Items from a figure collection
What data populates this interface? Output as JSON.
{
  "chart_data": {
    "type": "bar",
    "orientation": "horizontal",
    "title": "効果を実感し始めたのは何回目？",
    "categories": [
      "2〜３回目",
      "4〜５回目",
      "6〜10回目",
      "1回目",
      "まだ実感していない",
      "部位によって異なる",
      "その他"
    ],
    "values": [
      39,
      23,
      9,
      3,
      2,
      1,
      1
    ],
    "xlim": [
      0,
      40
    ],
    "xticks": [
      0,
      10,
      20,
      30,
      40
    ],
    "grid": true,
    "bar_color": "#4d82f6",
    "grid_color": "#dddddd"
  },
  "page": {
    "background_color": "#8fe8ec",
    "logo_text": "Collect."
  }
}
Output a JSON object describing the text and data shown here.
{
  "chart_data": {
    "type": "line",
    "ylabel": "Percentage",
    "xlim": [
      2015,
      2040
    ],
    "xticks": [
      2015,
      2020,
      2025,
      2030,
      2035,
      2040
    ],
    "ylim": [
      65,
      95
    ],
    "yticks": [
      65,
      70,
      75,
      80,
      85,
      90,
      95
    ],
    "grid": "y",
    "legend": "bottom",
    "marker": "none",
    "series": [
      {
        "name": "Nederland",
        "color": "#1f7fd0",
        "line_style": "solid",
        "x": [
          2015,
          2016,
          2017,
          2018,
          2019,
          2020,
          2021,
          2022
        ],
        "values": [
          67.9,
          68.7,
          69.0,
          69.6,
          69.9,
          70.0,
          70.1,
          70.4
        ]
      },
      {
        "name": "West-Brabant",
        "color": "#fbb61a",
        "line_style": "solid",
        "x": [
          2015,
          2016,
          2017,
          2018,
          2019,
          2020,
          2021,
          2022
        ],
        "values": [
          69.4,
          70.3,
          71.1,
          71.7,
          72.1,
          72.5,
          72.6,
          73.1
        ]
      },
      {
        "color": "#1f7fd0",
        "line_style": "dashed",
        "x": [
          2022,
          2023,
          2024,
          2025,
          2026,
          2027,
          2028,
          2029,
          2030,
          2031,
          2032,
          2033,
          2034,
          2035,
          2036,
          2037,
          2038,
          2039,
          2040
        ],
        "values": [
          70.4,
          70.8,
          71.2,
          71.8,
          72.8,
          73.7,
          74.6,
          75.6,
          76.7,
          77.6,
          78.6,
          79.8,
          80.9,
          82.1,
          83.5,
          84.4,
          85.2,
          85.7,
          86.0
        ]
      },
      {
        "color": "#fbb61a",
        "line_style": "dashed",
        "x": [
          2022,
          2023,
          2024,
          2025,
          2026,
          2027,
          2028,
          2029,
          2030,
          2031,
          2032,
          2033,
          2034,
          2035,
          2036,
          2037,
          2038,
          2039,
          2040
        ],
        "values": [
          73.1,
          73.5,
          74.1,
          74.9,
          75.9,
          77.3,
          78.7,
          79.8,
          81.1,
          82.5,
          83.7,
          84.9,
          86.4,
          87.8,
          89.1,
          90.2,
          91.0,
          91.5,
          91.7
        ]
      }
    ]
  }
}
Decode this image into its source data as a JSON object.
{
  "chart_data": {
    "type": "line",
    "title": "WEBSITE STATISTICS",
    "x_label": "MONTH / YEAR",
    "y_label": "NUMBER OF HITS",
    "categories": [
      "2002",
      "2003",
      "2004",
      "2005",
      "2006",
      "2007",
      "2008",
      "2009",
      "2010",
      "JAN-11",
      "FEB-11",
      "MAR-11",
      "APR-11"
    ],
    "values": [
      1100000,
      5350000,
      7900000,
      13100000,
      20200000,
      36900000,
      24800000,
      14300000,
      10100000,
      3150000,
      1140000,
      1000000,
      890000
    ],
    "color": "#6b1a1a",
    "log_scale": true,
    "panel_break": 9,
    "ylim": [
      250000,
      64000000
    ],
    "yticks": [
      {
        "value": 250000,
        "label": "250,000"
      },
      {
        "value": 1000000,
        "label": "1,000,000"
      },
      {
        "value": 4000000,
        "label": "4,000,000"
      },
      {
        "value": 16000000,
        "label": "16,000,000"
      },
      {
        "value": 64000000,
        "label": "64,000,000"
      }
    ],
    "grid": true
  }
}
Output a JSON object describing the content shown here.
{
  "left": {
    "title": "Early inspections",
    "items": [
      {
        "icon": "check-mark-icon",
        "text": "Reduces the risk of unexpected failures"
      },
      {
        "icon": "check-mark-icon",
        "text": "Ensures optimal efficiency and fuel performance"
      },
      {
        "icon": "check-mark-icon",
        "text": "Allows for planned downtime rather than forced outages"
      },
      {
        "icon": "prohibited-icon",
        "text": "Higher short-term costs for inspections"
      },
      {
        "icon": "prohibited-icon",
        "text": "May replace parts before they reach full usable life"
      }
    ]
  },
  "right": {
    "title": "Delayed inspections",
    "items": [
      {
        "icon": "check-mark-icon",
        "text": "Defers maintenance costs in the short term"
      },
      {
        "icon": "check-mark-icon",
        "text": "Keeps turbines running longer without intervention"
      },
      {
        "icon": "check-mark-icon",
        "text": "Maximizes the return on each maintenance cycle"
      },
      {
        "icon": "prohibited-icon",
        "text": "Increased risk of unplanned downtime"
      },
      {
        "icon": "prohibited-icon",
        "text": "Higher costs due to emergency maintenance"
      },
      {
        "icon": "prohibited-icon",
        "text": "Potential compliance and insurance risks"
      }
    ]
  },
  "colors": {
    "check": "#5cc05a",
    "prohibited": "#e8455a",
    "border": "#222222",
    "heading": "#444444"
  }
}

EXERCISE: Output all preceding records character for character.

CORRECT ANSWER:
What data populates this interface? Output as JSON.
{
  "chart_data": {
    "type": "bar",
    "orientation": "horizontal",
    "title": "効果を実感し始めたのは何回目？",
    "categories": [
      "2〜３回目",
      "4〜５回目",
      "6〜10回目",
      "1回目",
      "まだ実感していない",
      "部位によって異なる",
      "その他"
    ],
    "values": [
      39,
      23,
      9,
      3,
      2,
      1,
      1
    ],
    "xlim": [
      0,
      40
    ],
    "xticks": [
      0,
      10,
      20,
      30,
      40
    ],
    "grid": true,
    "bar_color": "#4d82f6",
    "grid_color": "#dddddd"
  },
  "page": {
    "background_color": "#8fe8ec",
    "logo_text": "Collect."
  }
}
Output a JSON object describing the text and data shown here.
{
  "chart_data": {
    "type": "line",
    "ylabel": "Percentage",
    "xlim": [
      2015,
      2040
    ],
    "xticks": [
      2015,
      2020,
      2025,
      2030,
      2035,
      2040
    ],
    "ylim": [
      65,
      95
    ],
    "yticks": [
      65,
      70,
      75,
      80,
      85,
      90,
      95
    ],
    "grid": "y",
    "legend": "bottom",
    "marker": "none",
    "series": [
      {
        "name": "Nederland",
        "color": "#1f7fd0",
        "line_style": "solid",
        "x": [
          2015,
          2016,
          2017,
          2018,
          2019,
          2020,
          2021,
          2022
        ],
        "values": [
          67.9,
          68.7,
          69.0,
          69.6,
          69.9,
          70.0,
          70.1,
          70.4
        ]
      },
      {
        "name": "West-Brabant",
        "color": "#fbb61a",
        "line_style": "solid",
        "x": [
          2015,
          2016,
          2017,
          2018,
          2019,
          2020,
          2021,
          2022
        ],
        "values": [
          69.4,
          70.3,
          71.1,
          71.7,
          72.1,
          72.5,
          72.6,
          73.1
        ]
      },
      {
        "color": "#1f7fd0",
        "line_style": "dashed",
        "x": [
          2022,
          2023,
          2024,
          2025,
          2026,
          2027,
          2028,
          2029,
          2030,
          2031,
          2032,
          2033,
          2034,
          2035,
          2036,
          2037,
          2038,
          2039,
          2040
        ],
        "values": [
          70.4,
          70.8,
          71.2,
          71.8,
          72.8,
          73.7,
          74.6,
          75.6,
          76.7,
          77.6,
          78.6,
          79.8,
          80.9,
          82.1,
          83.5,
          84.4,
          85.2,
          85.7,
          86.0
        ]
      },
      {
        "color": "#fbb61a",
        "line_style": "dashed",
        "x": [
          2022,
          2023,
          2024,
          2025,
          2026,
          2027,
          2028,
          2029,
          2030,
          2031,
          2032,
          2033,
          2034,
          2035,
          2036,
          2037,
          2038,
          2039,
          2040
        ],
        "values": [
          73.1,
          73.5,
          74.1,
          74.9,
          75.9,
          77.3,
          78.7,
          79.8,
          81.1,
          82.5,
          83.7,
          84.9,
          86.4,
          87.8,
          89.1,
          90.2,
          91.0,
          91.5,
          91.7
        ]
      }
    ]
  }
}
Decode this image into its source data as a JSON object.
{
  "chart_data": {
    "type": "line",
    "title": "WEBSITE STATISTICS",
    "x_label": "MONTH / YEAR",
    "y_label": "NUMBER OF HITS",
    "categories": [
      "2002",
      "2003",
      "2004",
      "2005",
      "2006",
      "2007",
      "2008",
      "2009",
      "2010",
      "JAN-11",
      "FEB-11",
      "MAR-11",
      "APR-11"
    ],
    "values": [
      1100000,
      5350000,
      7900000,
      13100000,
      20200000,
      36900000,
      24800000,
      14300000,
      10100000,
      3150000,
      1140000,
      1000000,
      890000
    ],
    "color": "#6b1a1a",
    "log_scale": true,
    "panel_break": 9,
    "ylim": [
      250000,
      64000000
    ],
    "yticks": [
      {
        "value": 250000,
        "label": "250,000"
      },
      {
        "value": 1000000,
        "label": "1,000,000"
      },
      {
        "value": 4000000,
        "label": "4,000,000"
      },
      {
        "value": 16000000,
        "label": "16,000,000"
      },
      {
        "value": 64000000,
        "label": "64,000,000"
      }
    ],
    "grid": true
  }
}
Output a JSON object describing the content shown here.
{
  "left": {
    "title": "Early inspections",
    "items": [
      {
        "icon": "check-mark-icon",
        "text": "Reduces the risk of unexpected failures"
      },
      {
        "icon": "check-mark-icon",
        "text": "Ensures optimal efficiency and fuel performance"
      },
      {
        "icon": "check-mark-icon",
        "text": "Allows for planned downtime rather than forced outages"
      },
      {
        "icon": "prohibited-icon",
        "text": "Higher short-term costs for inspections"
      },
      {
        "icon": "prohibited-icon",
        "text": "May replace parts before they reach full usable life"
      }
    ]
  },
  "right": {
    "title": "Delayed inspections",
    "items": [
      {
        "icon": "check-mark-icon",
        "text": "Defers maintenance costs in the short term"
      },
      {
        "icon": "check-mark-icon",
        "text": "Keeps turbines running longer without intervention"
      },
      {
        "icon": "check-mark-icon",
        "text": "Maximizes the return on each maintenance cycle"
      },
      {
        "icon": "prohibited-icon",
        "text": "Increased risk of unplanned downtime"
      },
      {
        "icon": "prohibited-icon",
        "text": "Higher costs due to emergency maintenance"
      },
      {
        "icon": "prohibited-icon",
        "text": "Potential compliance and insurance risks"
      }
    ]
  },
  "colors": {
    "check": "#5cc05a",
    "prohibited": "#e8455a",
    "border": "#222222",
    "heading": "#444444"
  }
}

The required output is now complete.